- _WORK TO BE COMPLETED_
The records that follow need to be output exactly as they are.

++++

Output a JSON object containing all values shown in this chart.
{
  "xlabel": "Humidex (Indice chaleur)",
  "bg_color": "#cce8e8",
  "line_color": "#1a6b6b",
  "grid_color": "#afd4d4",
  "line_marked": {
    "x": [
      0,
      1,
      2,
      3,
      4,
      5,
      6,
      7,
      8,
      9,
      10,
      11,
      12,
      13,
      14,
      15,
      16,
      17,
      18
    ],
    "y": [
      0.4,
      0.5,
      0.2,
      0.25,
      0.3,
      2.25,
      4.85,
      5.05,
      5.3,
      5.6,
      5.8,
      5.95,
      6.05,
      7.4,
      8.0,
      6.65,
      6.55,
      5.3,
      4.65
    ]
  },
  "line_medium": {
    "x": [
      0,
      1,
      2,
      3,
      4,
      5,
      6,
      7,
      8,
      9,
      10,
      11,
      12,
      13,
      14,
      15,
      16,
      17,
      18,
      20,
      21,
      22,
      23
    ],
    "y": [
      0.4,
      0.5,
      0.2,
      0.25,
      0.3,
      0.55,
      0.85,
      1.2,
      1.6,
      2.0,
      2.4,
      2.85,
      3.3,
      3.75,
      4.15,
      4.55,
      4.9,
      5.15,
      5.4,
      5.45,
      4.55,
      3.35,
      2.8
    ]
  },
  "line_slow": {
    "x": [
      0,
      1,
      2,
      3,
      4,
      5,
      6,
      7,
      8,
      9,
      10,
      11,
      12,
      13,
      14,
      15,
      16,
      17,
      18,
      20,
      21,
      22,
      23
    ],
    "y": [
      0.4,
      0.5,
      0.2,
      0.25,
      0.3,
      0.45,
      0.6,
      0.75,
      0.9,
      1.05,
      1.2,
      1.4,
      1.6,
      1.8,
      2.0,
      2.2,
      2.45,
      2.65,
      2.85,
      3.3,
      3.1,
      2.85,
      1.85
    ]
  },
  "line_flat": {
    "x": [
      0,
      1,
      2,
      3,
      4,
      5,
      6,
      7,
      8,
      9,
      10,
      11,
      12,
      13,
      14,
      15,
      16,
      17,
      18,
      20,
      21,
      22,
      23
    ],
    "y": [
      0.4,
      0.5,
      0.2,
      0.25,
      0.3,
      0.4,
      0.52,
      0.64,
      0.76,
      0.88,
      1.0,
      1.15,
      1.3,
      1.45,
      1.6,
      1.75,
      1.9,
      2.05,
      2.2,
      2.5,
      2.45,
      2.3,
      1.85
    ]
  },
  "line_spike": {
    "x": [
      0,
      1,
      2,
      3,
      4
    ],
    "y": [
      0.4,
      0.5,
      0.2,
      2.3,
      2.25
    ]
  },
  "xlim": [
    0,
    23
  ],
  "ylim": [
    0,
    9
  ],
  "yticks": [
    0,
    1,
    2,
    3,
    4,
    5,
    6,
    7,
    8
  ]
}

++++

- _EXERCISE OUTPUT_
Output a JSON object containing all values shown in this chart.
{
  "xlabel": "Humidex (Indice chaleur)",
  "bg_color": "#cce8e8",
  "line_color": "#1a6b6b",
  "grid_color": "#afd4d4",
  "line_marked": {
    "x": [
      0,
      1,
      2,
      3,
      4,
      5,
      6,
      7,
      8,
      9,
      10,
      11,
      12,
      13,
      14,
      15,
      16,
      17,
      18
    ],
    "y": [
      0.4,
      0.5,
      0.2,
      0.25,
      0.3,
      2.25,
      4.85,
      5.05,
      5.3,
      5.6,
      5.8,
      5.95,
      6.05,
      7.4,
      8.0,
      6.65,
      6.55,
      5.3,
      4.65
    ]
  },
  "line_medium": {
    "x": [
      0,
      1,
      2,
      3,
      4,
      5,
      6,
      7,
      8,
      9,
      10,
      11,
      12,
      13,
      14,
      15,
      16,
      17,
      18,
      20,
      21,
      22,
      23
    ],
    "y": [
      0.4,
      0.5,
      0.2,
      0.25,
      0.3,
      0.55,
      0.85,
      1.2,
      1.6,
      2.0,
      2.4,
      2.85,
      3.3,
      3.75,
      4.15,
      4.55,
      4.9,
      5.15,
      5.4,
      5.45,
      4.55,
      3.35,
      2.8
    ]
  },
  "line_slow": {
    "x": [
      0,
      1,
      2,
      3,
      4,
      5,
      6,
      7,
      8,
      9,
      10,
      11,
      12,
      13,
      14,
      15,
      16,
      17,
      18,
      20,
      21,
      22,
      23
    ],
    "y": [
      0.4,
      0.5,
      0.2,
      0.25,
      0.3,
      0.45,
      0.6,
      0.75,
      0.9,
      1.05,
      1.2,
      1.4,
      1.6,
      1.8,
      2.0,
      2.2,
      2.45,
      2.65,
      2.85,
      3.3,
      3.1,
      2.85,
      1.85
    ]
  },
  "line_flat": {
    "x": [
      0,
      1,
      2,
      3,
      4,
      5,
      6,
      7,
      8,
      9,
      10,
      11,
      12,
      13,
      14,
      15,
      16,
      17,
      18,
      20,
      21,
      22,
      23
    ],
    "y": [
      0.4,
      0.5,
      0.2,
      0.25,
      0.3,
      0.4,
      0.52,
      0.64,
      0.76,
      0.88,
      1.0,
      1.15,
      1.3,
      1.45,
      1.6,
      1.75,
      1.9,
      2.05,
      2.2,
      2.5,
      2.45,
      2.3,
      1.85
    ]
  },
  "line_spike": {
    "x": [
      0,
      1,
      2,
      3,
      4
    ],
    "y": [
      0.4,
      0.5,
      0.2,
      2.3,
      2.25
    ]
  },
  "xlim": [
    0,
    23
  ],
  "ylim": [
    0,
    9
  ],
  "yticks": [
    0,
    1,
    2,
    3,
    4,
    5,
    6,
    7,
    8
  ]
}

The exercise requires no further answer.